→ **Material**:
......

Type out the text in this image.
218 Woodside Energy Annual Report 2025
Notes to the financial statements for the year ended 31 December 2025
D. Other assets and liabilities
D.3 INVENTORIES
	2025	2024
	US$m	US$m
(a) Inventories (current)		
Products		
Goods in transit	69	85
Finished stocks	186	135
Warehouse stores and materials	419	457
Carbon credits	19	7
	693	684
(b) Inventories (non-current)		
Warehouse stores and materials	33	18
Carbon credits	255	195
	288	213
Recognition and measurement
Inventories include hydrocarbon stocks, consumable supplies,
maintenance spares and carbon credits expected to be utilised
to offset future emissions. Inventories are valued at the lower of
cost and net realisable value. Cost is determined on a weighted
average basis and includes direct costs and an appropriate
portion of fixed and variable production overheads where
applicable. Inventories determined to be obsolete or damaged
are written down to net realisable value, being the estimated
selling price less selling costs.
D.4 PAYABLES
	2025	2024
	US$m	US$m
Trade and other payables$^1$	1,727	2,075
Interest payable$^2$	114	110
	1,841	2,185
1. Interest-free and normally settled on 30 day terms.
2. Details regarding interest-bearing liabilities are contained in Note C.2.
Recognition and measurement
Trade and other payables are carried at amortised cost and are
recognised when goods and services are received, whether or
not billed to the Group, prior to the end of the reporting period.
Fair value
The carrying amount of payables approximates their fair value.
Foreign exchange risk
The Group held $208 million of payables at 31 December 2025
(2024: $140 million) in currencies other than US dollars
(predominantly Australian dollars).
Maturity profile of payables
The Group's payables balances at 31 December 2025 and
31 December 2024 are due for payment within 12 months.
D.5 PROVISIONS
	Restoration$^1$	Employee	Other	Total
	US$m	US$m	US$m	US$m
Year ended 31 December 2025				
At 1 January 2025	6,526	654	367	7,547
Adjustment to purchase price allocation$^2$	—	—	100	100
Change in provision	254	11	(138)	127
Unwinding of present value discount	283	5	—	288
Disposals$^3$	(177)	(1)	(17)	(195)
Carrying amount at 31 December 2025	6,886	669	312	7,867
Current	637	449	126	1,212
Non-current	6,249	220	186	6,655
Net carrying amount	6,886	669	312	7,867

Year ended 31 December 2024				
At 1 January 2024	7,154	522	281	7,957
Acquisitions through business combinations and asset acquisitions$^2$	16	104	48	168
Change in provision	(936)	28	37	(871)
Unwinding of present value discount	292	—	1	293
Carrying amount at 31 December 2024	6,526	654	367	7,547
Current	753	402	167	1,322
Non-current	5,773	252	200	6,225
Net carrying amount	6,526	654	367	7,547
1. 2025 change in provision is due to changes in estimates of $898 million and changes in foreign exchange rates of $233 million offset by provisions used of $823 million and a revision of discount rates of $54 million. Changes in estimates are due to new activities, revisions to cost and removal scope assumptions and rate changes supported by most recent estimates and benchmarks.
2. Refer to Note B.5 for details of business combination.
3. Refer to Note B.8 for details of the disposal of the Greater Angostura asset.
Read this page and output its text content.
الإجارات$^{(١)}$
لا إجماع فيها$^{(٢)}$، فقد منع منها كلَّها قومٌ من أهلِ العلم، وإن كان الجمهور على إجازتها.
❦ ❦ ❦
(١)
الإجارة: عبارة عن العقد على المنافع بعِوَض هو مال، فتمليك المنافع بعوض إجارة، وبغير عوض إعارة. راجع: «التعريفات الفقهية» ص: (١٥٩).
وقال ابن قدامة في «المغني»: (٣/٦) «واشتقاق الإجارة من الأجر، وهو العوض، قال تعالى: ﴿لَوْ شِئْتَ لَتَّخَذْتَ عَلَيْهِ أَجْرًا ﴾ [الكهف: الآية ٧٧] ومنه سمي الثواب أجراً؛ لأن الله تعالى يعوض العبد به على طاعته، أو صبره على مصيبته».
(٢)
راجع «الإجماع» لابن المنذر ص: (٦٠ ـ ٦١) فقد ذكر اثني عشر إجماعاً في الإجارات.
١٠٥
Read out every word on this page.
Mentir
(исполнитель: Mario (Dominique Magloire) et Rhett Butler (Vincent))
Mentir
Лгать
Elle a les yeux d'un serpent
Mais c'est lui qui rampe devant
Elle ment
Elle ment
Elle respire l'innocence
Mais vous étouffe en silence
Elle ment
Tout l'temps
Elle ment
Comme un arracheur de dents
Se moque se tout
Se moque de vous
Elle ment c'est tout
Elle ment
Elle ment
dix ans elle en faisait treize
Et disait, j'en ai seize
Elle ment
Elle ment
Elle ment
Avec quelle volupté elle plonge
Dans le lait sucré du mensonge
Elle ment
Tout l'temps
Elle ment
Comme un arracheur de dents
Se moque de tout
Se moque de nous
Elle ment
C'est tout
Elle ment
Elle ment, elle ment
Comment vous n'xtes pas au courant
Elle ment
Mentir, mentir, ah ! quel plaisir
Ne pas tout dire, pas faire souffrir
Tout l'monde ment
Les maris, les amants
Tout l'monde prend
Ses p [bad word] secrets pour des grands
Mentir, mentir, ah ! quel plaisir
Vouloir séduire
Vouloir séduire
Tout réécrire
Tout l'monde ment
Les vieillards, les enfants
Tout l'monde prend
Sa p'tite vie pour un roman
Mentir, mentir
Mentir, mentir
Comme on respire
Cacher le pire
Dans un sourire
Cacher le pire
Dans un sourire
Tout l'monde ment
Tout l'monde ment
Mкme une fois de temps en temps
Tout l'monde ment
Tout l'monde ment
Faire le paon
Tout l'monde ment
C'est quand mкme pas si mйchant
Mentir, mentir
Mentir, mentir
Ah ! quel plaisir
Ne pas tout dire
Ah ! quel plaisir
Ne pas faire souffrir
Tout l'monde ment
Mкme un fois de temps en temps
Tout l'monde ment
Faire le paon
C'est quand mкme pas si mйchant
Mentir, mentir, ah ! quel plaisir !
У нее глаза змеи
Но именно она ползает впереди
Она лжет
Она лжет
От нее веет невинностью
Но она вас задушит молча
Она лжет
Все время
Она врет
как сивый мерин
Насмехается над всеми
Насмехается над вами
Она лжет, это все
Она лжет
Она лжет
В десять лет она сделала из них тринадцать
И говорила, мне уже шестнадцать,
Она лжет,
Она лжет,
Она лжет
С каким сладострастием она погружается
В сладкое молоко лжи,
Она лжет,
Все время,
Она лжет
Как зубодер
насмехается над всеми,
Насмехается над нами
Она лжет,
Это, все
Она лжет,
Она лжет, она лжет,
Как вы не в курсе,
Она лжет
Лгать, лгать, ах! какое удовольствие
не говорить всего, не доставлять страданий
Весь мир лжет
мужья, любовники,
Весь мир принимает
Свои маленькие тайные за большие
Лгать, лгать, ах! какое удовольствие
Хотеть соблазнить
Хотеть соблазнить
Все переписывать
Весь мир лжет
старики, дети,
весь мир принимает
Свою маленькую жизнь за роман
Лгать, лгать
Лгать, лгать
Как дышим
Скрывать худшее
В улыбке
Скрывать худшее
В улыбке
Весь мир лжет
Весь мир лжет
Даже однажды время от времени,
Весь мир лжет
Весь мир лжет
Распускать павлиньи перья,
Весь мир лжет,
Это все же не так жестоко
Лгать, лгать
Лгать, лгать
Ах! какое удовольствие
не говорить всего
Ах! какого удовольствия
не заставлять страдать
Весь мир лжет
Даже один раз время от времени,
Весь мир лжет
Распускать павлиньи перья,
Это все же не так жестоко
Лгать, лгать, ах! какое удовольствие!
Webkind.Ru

......

→ **Task to carry out**: Go through the listing and copy all of it exactly.

→ **Completed exercise**:
Type out the text in this image.
218 Woodside Energy Annual Report 2025
Notes to the financial statements for the year ended 31 December 2025
D. Other assets and liabilities
D.3 INVENTORIES
	2025	2024
	US$m	US$m
(a) Inventories (current)		
Products		
Goods in transit	69	85
Finished stocks	186	135
Warehouse stores and materials	419	457
Carbon credits	19	7
	693	684
(b) Inventories (non-current)		
Warehouse stores and materials	33	18
Carbon credits	255	195
	288	213
Recognition and measurement
Inventories include hydrocarbon stocks, consumable supplies,
maintenance spares and carbon credits expected to be utilised
to offset future emissions. Inventories are valued at the lower of
cost and net realisable value. Cost is determined on a weighted
average basis and includes direct costs and an appropriate
portion of fixed and variable production overheads where
applicable. Inventories determined to be obsolete or damaged
are written down to net realisable value, being the estimated
selling price less selling costs.
D.4 PAYABLES
	2025	2024
	US$m	US$m
Trade and other payables$^1$	1,727	2,075
Interest payable$^2$	114	110
	1,841	2,185
1. Interest-free and normally settled on 30 day terms.
2. Details regarding interest-bearing liabilities are contained in Note C.2.
Recognition and measurement
Trade and other payables are carried at amortised cost and are
recognised when goods and services are received, whether or
not billed to the Group, prior to the end of the reporting period.
Fair value
The carrying amount of payables approximates their fair value.
Foreign exchange risk
The Group held $208 million of payables at 31 December 2025
(2024: $140 million) in currencies other than US dollars
(predominantly Australian dollars).
Maturity profile of payables
The Group's payables balances at 31 December 2025 and
31 December 2024 are due for payment within 12 months.
D.5 PROVISIONS
	Restoration$^1$	Employee	Other	Total
	US$m	US$m	US$m	US$m
Year ended 31 December 2025				
At 1 January 2025	6,526	654	367	7,547
Adjustment to purchase price allocation$^2$	—	—	100	100
Change in provision	254	11	(138)	127
Unwinding of present value discount	283	5	—	288
Disposals$^3$	(177)	(1)	(17)	(195)
Carrying amount at 31 December 2025	6,886	669	312	7,867
Current	637	449	126	1,212
Non-current	6,249	220	186	6,655
Net carrying amount	6,886	669	312	7,867

Year ended 31 December 2024				
At 1 January 2024	7,154	522	281	7,957
Acquisitions through business combinations and asset acquisitions$^2$	16	104	48	168
Change in provision	(936)	28	37	(871)
Unwinding of present value discount	292	—	1	293
Carrying amount at 31 December 2024	6,526	654	367	7,547
Current	753	402	167	1,322
Non-current	5,773	252	200	6,225
Net carrying amount	6,526	654	367	7,547
1. 2025 change in provision is due to changes in estimates of $898 million and changes in foreign exchange rates of $233 million offset by provisions used of $823 million and a revision of discount rates of $54 million. Changes in estimates are due to new activities, revisions to cost and removal scope assumptions and rate changes supported by most recent estimates and benchmarks.
2. Refer to Note B.5 for details of business combination.
3. Refer to Note B.8 for details of the disposal of the Greater Angostura asset.
Read this page and output its text content.
الإجارات$^{(١)}$
لا إجماع فيها$^{(٢)}$، فقد منع منها كلَّها قومٌ من أهلِ العلم، وإن كان الجمهور على إجازتها.
❦ ❦ ❦
(١)
الإجارة: عبارة عن العقد على المنافع بعِوَض هو مال، فتمليك المنافع بعوض إجارة، وبغير عوض إعارة. راجع: «التعريفات الفقهية» ص: (١٥٩).
وقال ابن قدامة في «المغني»: (٣/٦) «واشتقاق الإجارة من الأجر، وهو العوض، قال تعالى: ﴿لَوْ شِئْتَ لَتَّخَذْتَ عَلَيْهِ أَجْرًا ﴾ [الكهف: الآية ٧٧] ومنه سمي الثواب أجراً؛ لأن الله تعالى يعوض العبد به على طاعته، أو صبره على مصيبته».
(٢)
راجع «الإجماع» لابن المنذر ص: (٦٠ ـ ٦١) فقد ذكر اثني عشر إجماعاً في الإجارات.
١٠٥
Read out every word on this page.
Mentir
(исполнитель: Mario (Dominique Magloire) et Rhett Butler (Vincent))
Mentir
Лгать
Elle a les yeux d'un serpent
Mais c'est lui qui rampe devant
Elle ment
Elle ment
Elle respire l'innocence
Mais vous étouffe en silence
Elle ment
Tout l'temps
Elle ment
Comme un arracheur de dents
Se moque se tout
Se moque de vous
Elle ment c'est tout
Elle ment
Elle ment
dix ans elle en faisait treize
Et disait, j'en ai seize
Elle ment
Elle ment
Elle ment
Avec quelle volupté elle plonge
Dans le lait sucré du mensonge
Elle ment
Tout l'temps
Elle ment
Comme un arracheur de dents
Se moque de tout
Se moque de nous
Elle ment
C'est tout
Elle ment
Elle ment, elle ment
Comment vous n'xtes pas au courant
Elle ment
Mentir, mentir, ah ! quel plaisir
Ne pas tout dire, pas faire souffrir
Tout l'monde ment
Les maris, les amants
Tout l'monde prend
Ses p [bad word] secrets pour des grands
Mentir, mentir, ah ! quel plaisir
Vouloir séduire
Vouloir séduire
Tout réécrire
Tout l'monde ment
Les vieillards, les enfants
Tout l'monde prend
Sa p'tite vie pour un roman
Mentir, mentir
Mentir, mentir
Comme on respire
Cacher le pire
Dans un sourire
Cacher le pire
Dans un sourire
Tout l'monde ment
Tout l'monde ment
Mкme une fois de temps en temps
Tout l'monde ment
Tout l'monde ment
Faire le paon
Tout l'monde ment
C'est quand mкme pas si mйchant
Mentir, mentir
Mentir, mentir
Ah ! quel plaisir
Ne pas tout dire
Ah ! quel plaisir
Ne pas faire souffrir
Tout l'monde ment
Mкme un fois de temps en temps
Tout l'monde ment
Faire le paon
C'est quand mкme pas si mйchant
Mentir, mentir, ah ! quel plaisir !
У нее глаза змеи
Но именно она ползает впереди
Она лжет
Она лжет
От нее веет невинностью
Но она вас задушит молча
Она лжет
Все время
Она врет
как сивый мерин
Насмехается над всеми
Насмехается над вами
Она лжет, это все
Она лжет
Она лжет
В десять лет она сделала из них тринадцать
И говорила, мне уже шестнадцать,
Она лжет,
Она лжет,
Она лжет
С каким сладострастием она погружается
В сладкое молоко лжи,
Она лжет,
Все время,
Она лжет
Как зубодер
насмехается над всеми,
Насмехается над нами
Она лжет,
Это, все
Она лжет,
Она лжет, она лжет,
Как вы не в курсе,
Она лжет
Лгать, лгать, ах! какое удовольствие
не говорить всего, не доставлять страданий
Весь мир лжет
мужья, любовники,
Весь мир принимает
Свои маленькие тайные за большие
Лгать, лгать, ах! какое удовольствие
Хотеть соблазнить
Хотеть соблазнить
Все переписывать
Весь мир лжет
старики, дети,
весь мир принимает
Свою маленькую жизнь за роман
Лгать, лгать
Лгать, лгать
Как дышим
Скрывать худшее
В улыбке
Скрывать худшее
В улыбке
Весь мир лжет
Весь мир лжет
Даже однажды время от времени,
Весь мир лжет
Весь мир лжет
Распускать павлиньи перья,
Весь мир лжет,
Это все же не так жестоко
Лгать, лгать
Лгать, лгать
Ах! какое удовольствие
не говорить всего
Ах! какого удовольствия
не заставлять страдать
Весь мир лжет
Даже один раз время от времени,
Весь мир лжет
Распускать павлиньи перья,
Это все же не так жестоко
Лгать, лгать, ах! какое удовольствие!
Webkind.Ru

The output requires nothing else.